━━ Data provided
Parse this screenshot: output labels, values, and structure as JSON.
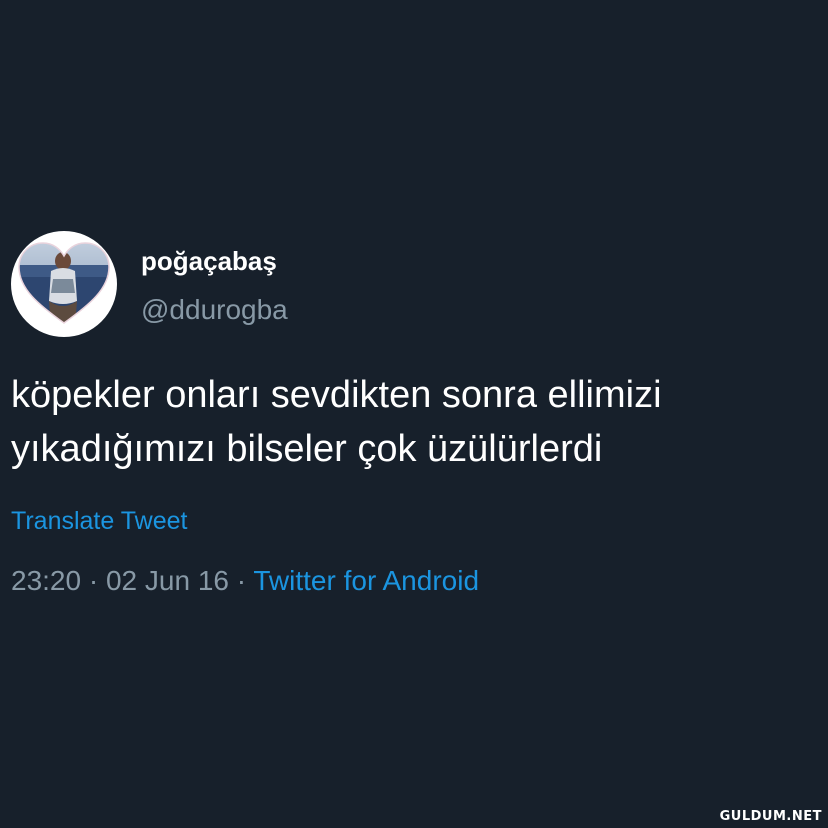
{
  "tweet": {
    "display_name": "poğaçabaş",
    "handle": "@ddurogba",
    "text_lines": [
      "köpekler onları sevdikten sonra ellimizi",
      "yıkadığımızı bilseler çok üzülürlerdi"
    ],
    "translate_label": "Translate Tweet",
    "time": "23:20",
    "separator": " · ",
    "date": "02 Jun 16",
    "source": "Twitter for Android"
  },
  "watermark": "GULDUM.NET",
  "colors": {
    "background": "#17202b",
    "text": "#ffffff",
    "secondary": "#8899a6",
    "link": "#1b95e0"
  }
}
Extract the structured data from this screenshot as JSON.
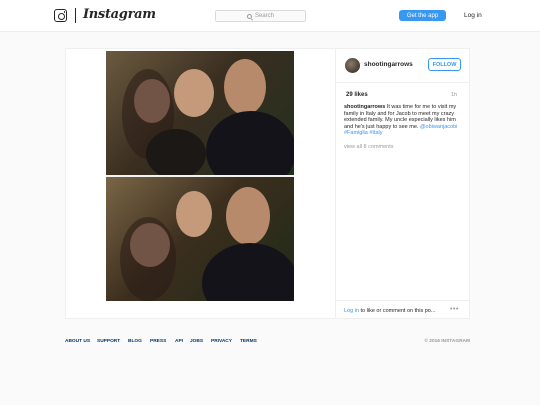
{
  "header": {
    "logo_text": "Instagram",
    "search_placeholder": "Search",
    "get_app_label": "Get the app",
    "login_label": "Log in"
  },
  "post": {
    "username": "shootingarrows",
    "follow_label": "FOLLOW",
    "likes": "29 likes",
    "time_ago": "1h",
    "caption_user": "shootingarrows",
    "caption_text": " It was time for me to visit my family in Italy and for Jacob to meet my crazy extended family. My uncle especially likes him and he's just happy to see me. ",
    "caption_mention": "@obiwanjacobi",
    "caption_tag1": "#Famiglia",
    "caption_tag2": "#Italy",
    "view_all_comments": "view all 8 comments",
    "login_link": "Log in",
    "login_comment_rest": " to like or comment on this po...",
    "more_icon": "•••"
  },
  "footer": {
    "links": [
      "ABOUT US",
      "SUPPORT",
      "BLOG",
      "PRESS",
      "API",
      "JOBS",
      "PRIVACY",
      "TERMS"
    ],
    "copyright": "© 2016 INSTAGRAM"
  },
  "colors": {
    "accent": "#3897f0",
    "footer_link": "#003569",
    "text": "#262626",
    "muted": "#999999"
  }
}
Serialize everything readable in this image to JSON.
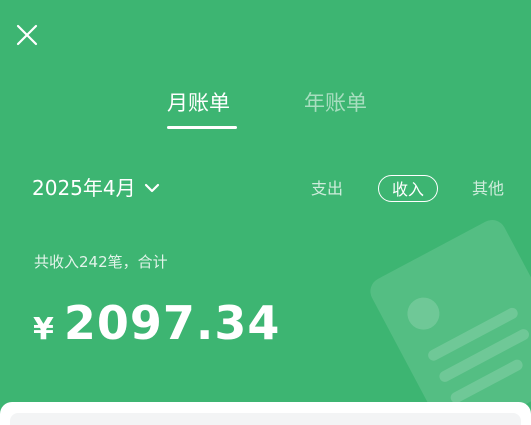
{
  "colors": {
    "background": "#3db572",
    "text": "#ffffff",
    "sheet": "#ffffff",
    "card": "#f3f4f5"
  },
  "icons": {
    "close": "close-icon",
    "chevron": "chevron-down-icon",
    "decoration": "bill-decoration-icon"
  },
  "tabs": {
    "month": "月账单",
    "year": "年账单",
    "active": "month"
  },
  "date_picker": {
    "label": "2025年4月"
  },
  "filters": {
    "expense": "支出",
    "income": "收入",
    "other": "其他",
    "selected": "income"
  },
  "summary": {
    "text": "共收入242笔，合计"
  },
  "amount": {
    "currency": "¥",
    "value": "2097.34"
  }
}
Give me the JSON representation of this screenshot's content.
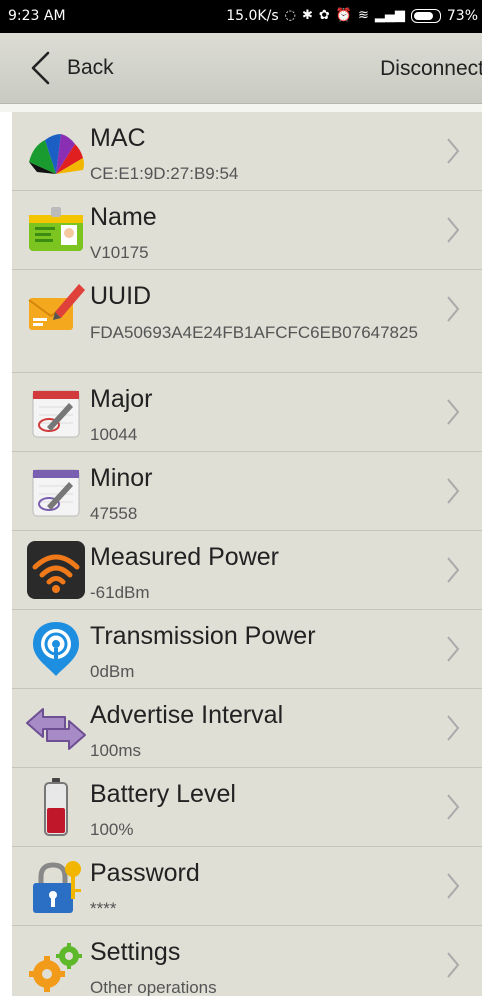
{
  "status_bar": {
    "time": "9:23 AM",
    "speed": "15.0K/s",
    "battery": "73%",
    "icons": [
      "sync-icon",
      "bluetooth-icon",
      "settings-icon",
      "alarm-icon",
      "wifi-icon",
      "signal-icon",
      "battery-icon"
    ]
  },
  "nav": {
    "back_label": "Back",
    "disconnect_label": "Disconnect"
  },
  "items": [
    {
      "title": "MAC",
      "value": "CE:E1:9D:27:B9:54",
      "icon": "color-fan-icon"
    },
    {
      "title": "Name",
      "value": "V10175",
      "icon": "id-card-icon"
    },
    {
      "title": "UUID",
      "value": "FDA50693A4E24FB1AFCFC6EB07647825",
      "icon": "envelope-pen-icon"
    },
    {
      "title": "Major",
      "value": "10044",
      "icon": "calendar-pen-icon"
    },
    {
      "title": "Minor",
      "value": "47558",
      "icon": "calendar-pen-icon"
    },
    {
      "title": "Measured Power",
      "value": "-61dBm",
      "icon": "wifi-icon"
    },
    {
      "title": "Transmission Power",
      "value": "0dBm",
      "icon": "broadcast-icon"
    },
    {
      "title": "Advertise Interval",
      "value": "100ms",
      "icon": "arrows-icon"
    },
    {
      "title": "Battery Level",
      "value": "100%",
      "icon": "battery-icon"
    },
    {
      "title": "Password",
      "value": "****",
      "icon": "lock-key-icon"
    },
    {
      "title": "Settings",
      "value": "Other operations",
      "icon": "gears-icon"
    }
  ]
}
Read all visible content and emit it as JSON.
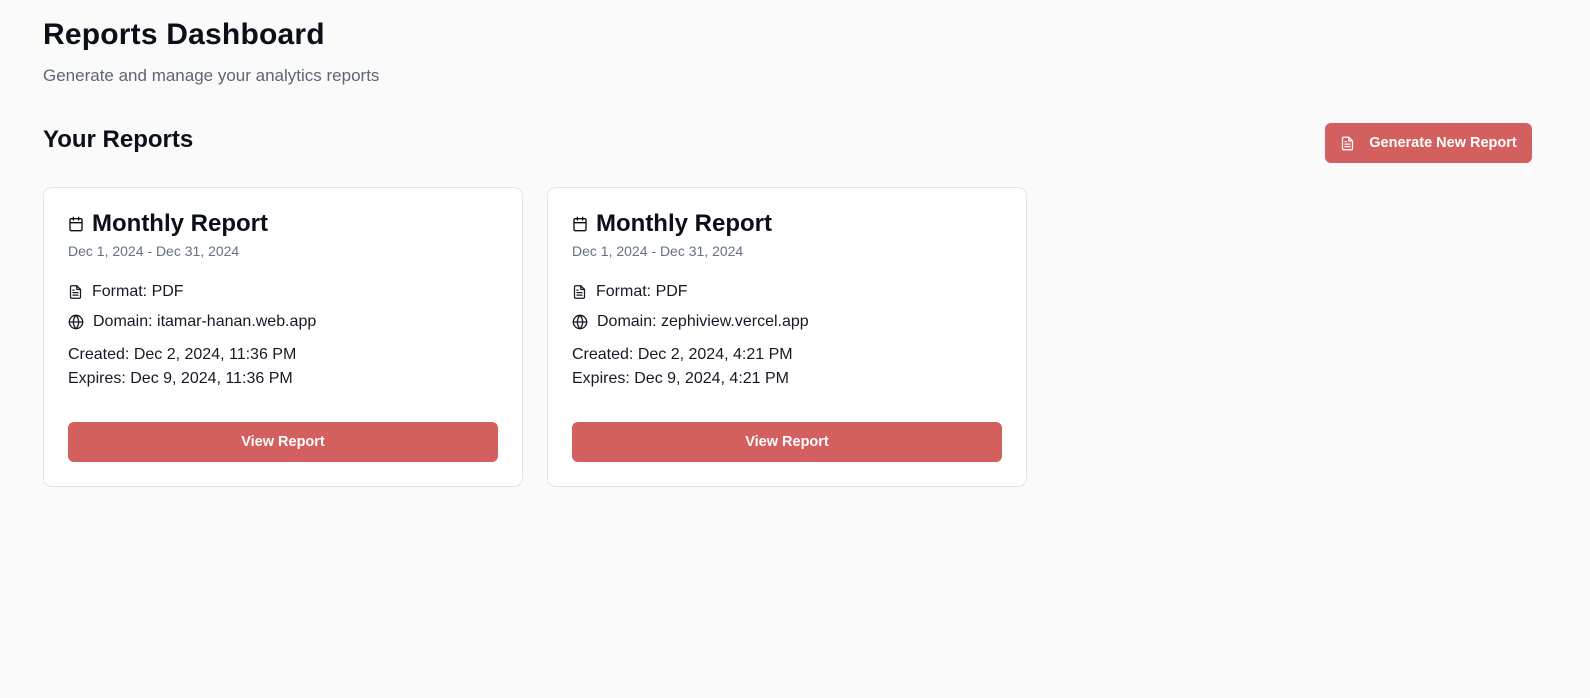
{
  "header": {
    "title": "Reports Dashboard",
    "subtitle": "Generate and manage your analytics reports"
  },
  "section": {
    "title": "Your Reports",
    "generate_label": "Generate New Report"
  },
  "colors": {
    "accent": "#d45f5f",
    "background": "#fafafa",
    "card": "#ffffff"
  },
  "reports": [
    {
      "title": "Monthly Report",
      "range": "Dec 1, 2024 - Dec 31, 2024",
      "format": "Format: PDF",
      "domain": "Domain: itamar-hanan.web.app",
      "created": "Created: Dec 2, 2024, 11:36 PM",
      "expires": "Expires: Dec 9, 2024, 11:36 PM",
      "view_label": "View Report"
    },
    {
      "title": "Monthly Report",
      "range": "Dec 1, 2024 - Dec 31, 2024",
      "format": "Format: PDF",
      "domain": "Domain: zephiview.vercel.app",
      "created": "Created: Dec 2, 2024, 4:21 PM",
      "expires": "Expires: Dec 9, 2024, 4:21 PM",
      "view_label": "View Report"
    }
  ],
  "icons": {
    "calendar": "calendar-icon",
    "file": "file-text-icon",
    "globe": "globe-icon"
  }
}
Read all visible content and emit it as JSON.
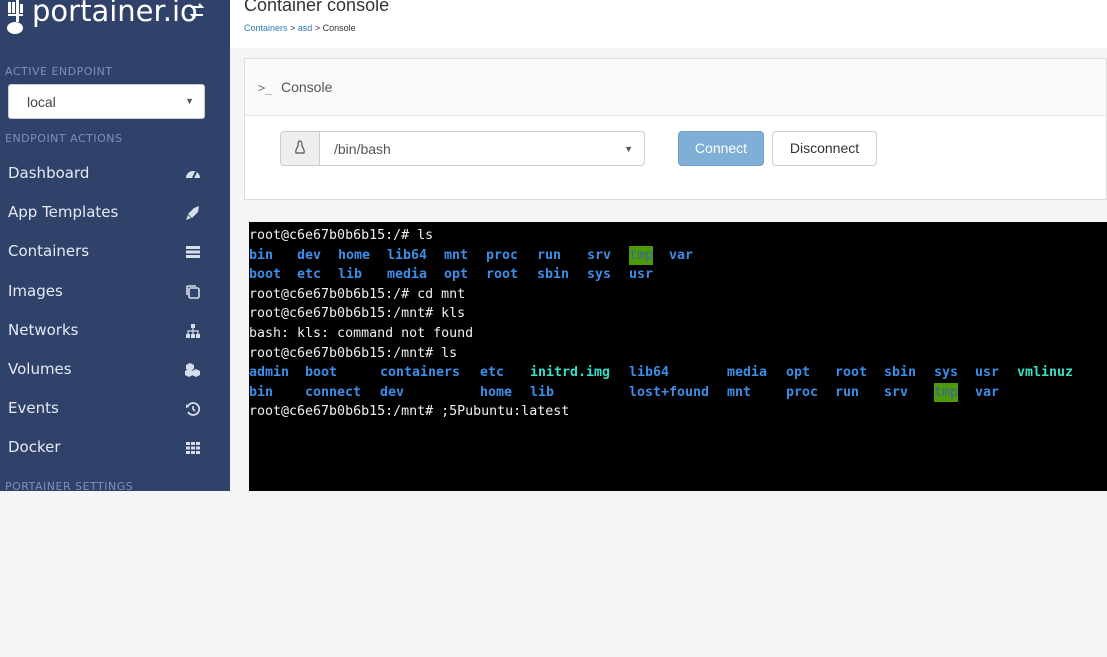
{
  "brand": {
    "name": "portainer.io"
  },
  "sidebar": {
    "active_endpoint_label": "ACTIVE ENDPOINT",
    "endpoint_value": "local",
    "endpoint_actions_label": "ENDPOINT ACTIONS",
    "items": [
      {
        "label": "Dashboard",
        "icon": "tachometer-icon"
      },
      {
        "label": "App Templates",
        "icon": "rocket-icon"
      },
      {
        "label": "Containers",
        "icon": "server-icon"
      },
      {
        "label": "Images",
        "icon": "clone-icon"
      },
      {
        "label": "Networks",
        "icon": "sitemap-icon"
      },
      {
        "label": "Volumes",
        "icon": "cubes-icon"
      },
      {
        "label": "Events",
        "icon": "history-icon"
      },
      {
        "label": "Docker",
        "icon": "th-icon"
      }
    ],
    "settings_label": "PORTAINER SETTINGS"
  },
  "header": {
    "title": "Container console",
    "breadcrumb": {
      "containers": "Containers",
      "sep1": " > ",
      "container": "asd",
      "sep2": " > ",
      "current": "Console"
    }
  },
  "console_panel": {
    "prompt_glyph": ">_",
    "title": "Console",
    "command_value": "/bin/bash",
    "connect_label": "Connect",
    "disconnect_label": "Disconnect"
  },
  "terminal": {
    "prompt_ls": "root@c6e67b0b6b15:/# ls",
    "root_row1": [
      "bin",
      "dev",
      "home",
      "lib64",
      "mnt",
      "proc",
      "run",
      "srv",
      "tmp",
      "var"
    ],
    "root_row2": [
      "boot",
      "etc",
      "lib",
      "media",
      "opt",
      "root",
      "sbin",
      "sys",
      "usr"
    ],
    "prompt_cd": "root@c6e67b0b6b15:/# cd mnt",
    "prompt_kls": "root@c6e67b0b6b15:/mnt# kls",
    "error_line": "bash: kls: command not found",
    "prompt_ls_mnt": "root@c6e67b0b6b15:/mnt# ls",
    "mnt_row1": [
      "admin",
      "boot",
      "containers",
      "etc",
      "initrd.img",
      "lib64",
      "media",
      "opt",
      "root",
      "sbin",
      "sys",
      "usr",
      "vmlinuz"
    ],
    "mnt_row2": [
      "bin",
      "connect",
      "dev",
      "home",
      "lib",
      "lost+found",
      "mnt",
      "proc",
      "run",
      "srv",
      "tmp",
      "var"
    ],
    "last_prompt": "root@c6e67b0b6b15:/mnt# ;5Pubuntu:latest"
  },
  "colors": {
    "sidebar_bg": "#30426a",
    "connect_btn": "#7faed7",
    "dir": "#3b8ee8",
    "exec": "#35e0c7",
    "sticky_bg": "#4e9a06"
  }
}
━━━━
• **Task requirements**
Report only how many lines in the records contain the word "expires".

• **Solved problem**
2